(Recorded data)
━━━━━━━━━━━━━━━━━━━━

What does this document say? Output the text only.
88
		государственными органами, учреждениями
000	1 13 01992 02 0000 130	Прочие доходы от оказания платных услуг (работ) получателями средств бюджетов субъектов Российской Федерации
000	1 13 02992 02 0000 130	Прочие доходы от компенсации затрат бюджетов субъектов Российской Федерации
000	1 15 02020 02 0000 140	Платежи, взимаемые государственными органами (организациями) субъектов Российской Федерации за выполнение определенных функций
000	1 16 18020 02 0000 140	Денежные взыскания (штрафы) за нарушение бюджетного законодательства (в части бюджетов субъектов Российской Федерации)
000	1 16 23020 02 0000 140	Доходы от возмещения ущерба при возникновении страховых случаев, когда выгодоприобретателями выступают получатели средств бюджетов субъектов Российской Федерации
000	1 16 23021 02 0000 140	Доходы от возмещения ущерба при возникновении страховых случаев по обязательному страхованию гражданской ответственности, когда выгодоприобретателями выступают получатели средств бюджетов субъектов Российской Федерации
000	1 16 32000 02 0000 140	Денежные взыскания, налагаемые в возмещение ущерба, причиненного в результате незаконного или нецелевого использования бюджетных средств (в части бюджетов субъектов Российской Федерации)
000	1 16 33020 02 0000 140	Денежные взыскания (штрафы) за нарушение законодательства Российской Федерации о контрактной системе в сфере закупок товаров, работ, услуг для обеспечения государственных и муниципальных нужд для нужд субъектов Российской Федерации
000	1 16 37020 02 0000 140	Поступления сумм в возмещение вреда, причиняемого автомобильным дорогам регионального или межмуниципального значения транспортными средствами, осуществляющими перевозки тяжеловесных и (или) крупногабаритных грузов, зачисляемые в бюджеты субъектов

━━━━━━━━━━━━━━━━━━━━

§ **GOAL**
Quote every entry exactly.

§ **RESULT OF THIS EXERCISE**
What does this document say? Output the text only.
88
		государственными органами, учреждениями
000	1 13 01992 02 0000 130	Прочие доходы от оказания платных услуг (работ) получателями средств бюджетов субъектов Российской Федерации
000	1 13 02992 02 0000 130	Прочие доходы от компенсации затрат бюджетов субъектов Российской Федерации
000	1 15 02020 02 0000 140	Платежи, взимаемые государственными органами (организациями) субъектов Российской Федерации за выполнение определенных функций
000	1 16 18020 02 0000 140	Денежные взыскания (штрафы) за нарушение бюджетного законодательства (в части бюджетов субъектов Российской Федерации)
000	1 16 23020 02 0000 140	Доходы от возмещения ущерба при возникновении страховых случаев, когда выгодоприобретателями выступают получатели средств бюджетов субъектов Российской Федерации
000	1 16 23021 02 0000 140	Доходы от возмещения ущерба при возникновении страховых случаев по обязательному страхованию гражданской ответственности, когда выгодоприобретателями выступают получатели средств бюджетов субъектов Российской Федерации
000	1 16 32000 02 0000 140	Денежные взыскания, налагаемые в возмещение ущерба, причиненного в результате незаконного или нецелевого использования бюджетных средств (в части бюджетов субъектов Российской Федерации)
000	1 16 33020 02 0000 140	Денежные взыскания (штрафы) за нарушение законодательства Российской Федерации о контрактной системе в сфере закупок товаров, работ, услуг для обеспечения государственных и муниципальных нужд для нужд субъектов Российской Федерации
000	1 16 37020 02 0000 140	Поступления сумм в возмещение вреда, причиняемого автомобильным дорогам регионального или межмуниципального значения транспортными средствами, осуществляющими перевозки тяжеловесных и (или) крупногабаритных грузов, зачисляемые в бюджеты субъектов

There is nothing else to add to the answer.